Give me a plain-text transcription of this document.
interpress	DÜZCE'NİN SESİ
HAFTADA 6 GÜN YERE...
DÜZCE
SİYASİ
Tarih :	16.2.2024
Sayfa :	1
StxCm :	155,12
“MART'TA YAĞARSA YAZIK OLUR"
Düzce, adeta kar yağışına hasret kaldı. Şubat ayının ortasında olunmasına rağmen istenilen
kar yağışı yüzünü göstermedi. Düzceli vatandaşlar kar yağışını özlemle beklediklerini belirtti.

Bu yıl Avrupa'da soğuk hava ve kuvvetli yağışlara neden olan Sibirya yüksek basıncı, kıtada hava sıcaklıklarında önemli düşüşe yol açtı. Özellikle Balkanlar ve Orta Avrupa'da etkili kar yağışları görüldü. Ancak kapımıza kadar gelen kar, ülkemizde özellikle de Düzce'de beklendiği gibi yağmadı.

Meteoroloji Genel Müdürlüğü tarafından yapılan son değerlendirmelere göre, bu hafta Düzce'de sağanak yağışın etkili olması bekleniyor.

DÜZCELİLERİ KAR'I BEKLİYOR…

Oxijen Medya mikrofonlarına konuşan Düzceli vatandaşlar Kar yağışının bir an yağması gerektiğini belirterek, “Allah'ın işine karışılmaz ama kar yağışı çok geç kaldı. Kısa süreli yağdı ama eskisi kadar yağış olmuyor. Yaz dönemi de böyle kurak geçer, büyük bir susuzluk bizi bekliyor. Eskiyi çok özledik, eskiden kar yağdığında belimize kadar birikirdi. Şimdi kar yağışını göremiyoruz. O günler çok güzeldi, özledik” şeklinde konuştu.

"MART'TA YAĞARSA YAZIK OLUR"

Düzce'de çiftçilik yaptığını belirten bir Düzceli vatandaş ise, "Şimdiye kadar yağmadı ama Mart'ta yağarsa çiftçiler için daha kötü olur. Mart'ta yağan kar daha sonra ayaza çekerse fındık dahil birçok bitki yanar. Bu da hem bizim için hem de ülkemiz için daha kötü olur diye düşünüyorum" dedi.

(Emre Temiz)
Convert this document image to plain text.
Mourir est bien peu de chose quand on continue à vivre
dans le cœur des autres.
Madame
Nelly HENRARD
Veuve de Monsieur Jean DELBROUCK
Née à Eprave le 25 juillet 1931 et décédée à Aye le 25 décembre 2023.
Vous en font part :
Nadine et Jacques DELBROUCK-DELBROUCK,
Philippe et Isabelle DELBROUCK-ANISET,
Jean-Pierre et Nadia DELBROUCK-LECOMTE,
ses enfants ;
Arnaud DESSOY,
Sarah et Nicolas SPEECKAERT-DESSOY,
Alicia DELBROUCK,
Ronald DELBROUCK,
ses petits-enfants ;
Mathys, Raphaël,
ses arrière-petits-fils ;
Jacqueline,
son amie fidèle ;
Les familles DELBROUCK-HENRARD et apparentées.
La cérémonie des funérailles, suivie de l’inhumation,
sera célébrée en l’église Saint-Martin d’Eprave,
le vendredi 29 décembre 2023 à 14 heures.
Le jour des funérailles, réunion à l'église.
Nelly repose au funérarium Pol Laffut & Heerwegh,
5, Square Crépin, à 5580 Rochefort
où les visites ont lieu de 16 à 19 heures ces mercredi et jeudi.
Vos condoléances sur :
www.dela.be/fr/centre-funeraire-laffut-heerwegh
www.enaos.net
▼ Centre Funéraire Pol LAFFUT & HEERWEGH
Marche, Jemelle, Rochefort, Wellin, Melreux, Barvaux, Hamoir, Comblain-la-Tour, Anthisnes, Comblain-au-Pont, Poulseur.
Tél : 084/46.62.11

= = = = = = =

Task to complete - Each line above must be reproduced exactly as it stands.

Reply to the task -
Give me a plain-text transcription of this document.
interpress	DÜZCE'NİN SESİ
HAFTADA 6 GÜN YERE...
DÜZCE
SİYASİ
Tarih :	16.2.2024
Sayfa :	1
StxCm :	155,12
“MART'TA YAĞARSA YAZIK OLUR"
Düzce, adeta kar yağışına hasret kaldı. Şubat ayının ortasında olunmasına rağmen istenilen
kar yağışı yüzünü göstermedi. Düzceli vatandaşlar kar yağışını özlemle beklediklerini belirtti.

Bu yıl Avrupa'da soğuk hava ve kuvvetli yağışlara neden olan Sibirya yüksek basıncı, kıtada hava sıcaklıklarında önemli düşüşe yol açtı. Özellikle Balkanlar ve Orta Avrupa'da etkili kar yağışları görüldü. Ancak kapımıza kadar gelen kar, ülkemizde özellikle de Düzce'de beklendiği gibi yağmadı.

Meteoroloji Genel Müdürlüğü tarafından yapılan son değerlendirmelere göre, bu hafta Düzce'de sağanak yağışın etkili olması bekleniyor.

DÜZCELİLERİ KAR'I BEKLİYOR…

Oxijen Medya mikrofonlarına konuşan Düzceli vatandaşlar Kar yağışının bir an yağması gerektiğini belirterek, “Allah'ın işine karışılmaz ama kar yağışı çok geç kaldı. Kısa süreli yağdı ama eskisi kadar yağış olmuyor. Yaz dönemi de böyle kurak geçer, büyük bir susuzluk bizi bekliyor. Eskiyi çok özledik, eskiden kar yağdığında belimize kadar birikirdi. Şimdi kar yağışını göremiyoruz. O günler çok güzeldi, özledik” şeklinde konuştu.

"MART'TA YAĞARSA YAZIK OLUR"

Düzce'de çiftçilik yaptığını belirten bir Düzceli vatandaş ise, "Şimdiye kadar yağmadı ama Mart'ta yağarsa çiftçiler için daha kötü olur. Mart'ta yağan kar daha sonra ayaza çekerse fındık dahil birçok bitki yanar. Bu da hem bizim için hem de ülkemiz için daha kötü olur diye düşünüyorum" dedi.

(Emre Temiz)
Convert this document image to plain text.
Mourir est bien peu de chose quand on continue à vivre
dans le cœur des autres.
Madame
Nelly HENRARD
Veuve de Monsieur Jean DELBROUCK
Née à Eprave le 25 juillet 1931 et décédée à Aye le 25 décembre 2023.
Vous en font part :
Nadine et Jacques DELBROUCK-DELBROUCK,
Philippe et Isabelle DELBROUCK-ANISET,
Jean-Pierre et Nadia DELBROUCK-LECOMTE,
ses enfants ;
Arnaud DESSOY,
Sarah et Nicolas SPEECKAERT-DESSOY,
Alicia DELBROUCK,
Ronald DELBROUCK,
ses petits-enfants ;
Mathys, Raphaël,
ses arrière-petits-fils ;
Jacqueline,
son amie fidèle ;
Les familles DELBROUCK-HENRARD et apparentées.
La cérémonie des funérailles, suivie de l’inhumation,
sera célébrée en l’église Saint-Martin d’Eprave,
le vendredi 29 décembre 2023 à 14 heures.
Le jour des funérailles, réunion à l'église.
Nelly repose au funérarium Pol Laffut & Heerwegh,
5, Square Crépin, à 5580 Rochefort
où les visites ont lieu de 16 à 19 heures ces mercredi et jeudi.
Vos condoléances sur :
www.dela.be/fr/centre-funeraire-laffut-heerwegh
www.enaos.net
▼ Centre Funéraire Pol LAFFUT & HEERWEGH
Marche, Jemelle, Rochefort, Wellin, Melreux, Barvaux, Hamoir, Comblain-la-Tour, Anthisnes, Comblain-au-Pont, Poulseur.
Tél : 084/46.62.11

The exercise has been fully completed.